» GIVEN EXERCISE
Which lines hold the word "daily"? Show each of them.

» PROVIDED ENTRIES
※ ※ ※

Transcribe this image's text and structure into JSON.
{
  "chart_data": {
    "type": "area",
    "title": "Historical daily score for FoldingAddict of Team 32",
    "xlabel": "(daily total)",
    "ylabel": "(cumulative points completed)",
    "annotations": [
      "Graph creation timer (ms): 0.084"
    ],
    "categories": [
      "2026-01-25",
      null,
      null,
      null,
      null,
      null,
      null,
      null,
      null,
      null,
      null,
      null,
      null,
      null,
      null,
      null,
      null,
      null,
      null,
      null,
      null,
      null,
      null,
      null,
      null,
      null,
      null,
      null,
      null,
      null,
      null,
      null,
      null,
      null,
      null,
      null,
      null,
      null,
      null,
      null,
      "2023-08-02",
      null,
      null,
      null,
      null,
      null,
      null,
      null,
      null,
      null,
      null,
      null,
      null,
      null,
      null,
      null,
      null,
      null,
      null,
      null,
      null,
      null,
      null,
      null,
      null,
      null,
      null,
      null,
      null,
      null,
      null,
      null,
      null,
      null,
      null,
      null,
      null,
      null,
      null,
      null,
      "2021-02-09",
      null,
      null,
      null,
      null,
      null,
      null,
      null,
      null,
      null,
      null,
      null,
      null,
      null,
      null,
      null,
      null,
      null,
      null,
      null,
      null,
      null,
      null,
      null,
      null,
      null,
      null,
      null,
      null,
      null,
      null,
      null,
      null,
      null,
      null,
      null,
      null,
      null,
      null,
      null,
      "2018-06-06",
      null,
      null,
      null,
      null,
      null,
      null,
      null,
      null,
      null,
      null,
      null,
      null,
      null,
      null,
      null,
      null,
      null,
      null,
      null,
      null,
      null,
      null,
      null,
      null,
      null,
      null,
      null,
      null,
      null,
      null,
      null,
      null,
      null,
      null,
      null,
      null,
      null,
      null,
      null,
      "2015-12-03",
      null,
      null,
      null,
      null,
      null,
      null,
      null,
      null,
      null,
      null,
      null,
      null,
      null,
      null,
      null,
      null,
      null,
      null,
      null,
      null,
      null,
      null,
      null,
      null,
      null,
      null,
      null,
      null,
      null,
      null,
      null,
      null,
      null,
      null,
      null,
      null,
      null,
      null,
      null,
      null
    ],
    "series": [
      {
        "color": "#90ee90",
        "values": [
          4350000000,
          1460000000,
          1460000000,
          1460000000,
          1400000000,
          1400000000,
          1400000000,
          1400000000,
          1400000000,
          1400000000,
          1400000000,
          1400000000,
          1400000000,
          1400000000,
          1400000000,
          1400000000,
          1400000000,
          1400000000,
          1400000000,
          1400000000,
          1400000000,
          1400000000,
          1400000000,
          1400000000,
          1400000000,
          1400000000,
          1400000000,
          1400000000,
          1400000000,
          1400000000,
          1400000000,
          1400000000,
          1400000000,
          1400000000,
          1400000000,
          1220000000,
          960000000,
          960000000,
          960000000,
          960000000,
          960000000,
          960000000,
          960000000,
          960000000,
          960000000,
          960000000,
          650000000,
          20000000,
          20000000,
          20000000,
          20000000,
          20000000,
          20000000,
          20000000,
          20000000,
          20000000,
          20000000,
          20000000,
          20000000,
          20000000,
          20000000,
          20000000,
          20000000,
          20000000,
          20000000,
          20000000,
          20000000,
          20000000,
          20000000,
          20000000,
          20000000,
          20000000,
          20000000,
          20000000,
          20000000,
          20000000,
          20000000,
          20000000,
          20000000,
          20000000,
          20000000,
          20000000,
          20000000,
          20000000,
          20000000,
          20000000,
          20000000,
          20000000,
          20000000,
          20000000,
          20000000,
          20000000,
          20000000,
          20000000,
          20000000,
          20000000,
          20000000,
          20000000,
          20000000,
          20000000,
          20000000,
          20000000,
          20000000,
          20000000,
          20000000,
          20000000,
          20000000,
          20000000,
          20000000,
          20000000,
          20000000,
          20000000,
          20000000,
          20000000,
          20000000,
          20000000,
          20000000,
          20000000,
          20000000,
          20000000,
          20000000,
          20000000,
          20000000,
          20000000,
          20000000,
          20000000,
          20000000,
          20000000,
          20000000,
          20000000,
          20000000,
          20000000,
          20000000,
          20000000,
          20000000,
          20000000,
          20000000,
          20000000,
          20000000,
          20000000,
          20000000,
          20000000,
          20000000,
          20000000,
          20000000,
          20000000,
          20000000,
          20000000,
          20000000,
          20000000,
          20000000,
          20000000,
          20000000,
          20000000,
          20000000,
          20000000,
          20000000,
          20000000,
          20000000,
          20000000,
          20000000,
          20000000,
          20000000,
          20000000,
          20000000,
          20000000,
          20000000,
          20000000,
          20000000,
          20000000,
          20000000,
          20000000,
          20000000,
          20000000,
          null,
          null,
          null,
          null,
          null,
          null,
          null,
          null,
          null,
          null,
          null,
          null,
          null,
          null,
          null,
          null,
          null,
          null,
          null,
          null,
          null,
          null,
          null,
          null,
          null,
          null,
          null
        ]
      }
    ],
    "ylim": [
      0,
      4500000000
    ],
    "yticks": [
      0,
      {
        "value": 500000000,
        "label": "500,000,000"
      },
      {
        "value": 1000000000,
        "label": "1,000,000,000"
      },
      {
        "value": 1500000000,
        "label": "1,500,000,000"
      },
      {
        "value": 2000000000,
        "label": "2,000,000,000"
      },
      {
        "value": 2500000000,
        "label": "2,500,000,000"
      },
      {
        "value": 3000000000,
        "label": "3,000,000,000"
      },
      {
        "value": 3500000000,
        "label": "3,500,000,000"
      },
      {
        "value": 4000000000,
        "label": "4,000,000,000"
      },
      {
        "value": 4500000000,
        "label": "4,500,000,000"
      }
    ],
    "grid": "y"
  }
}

※ ※ ※

» SOLUTION
    "title": "Historical daily score for FoldingAddict of Team 32",
    "xlabel": "(daily total)",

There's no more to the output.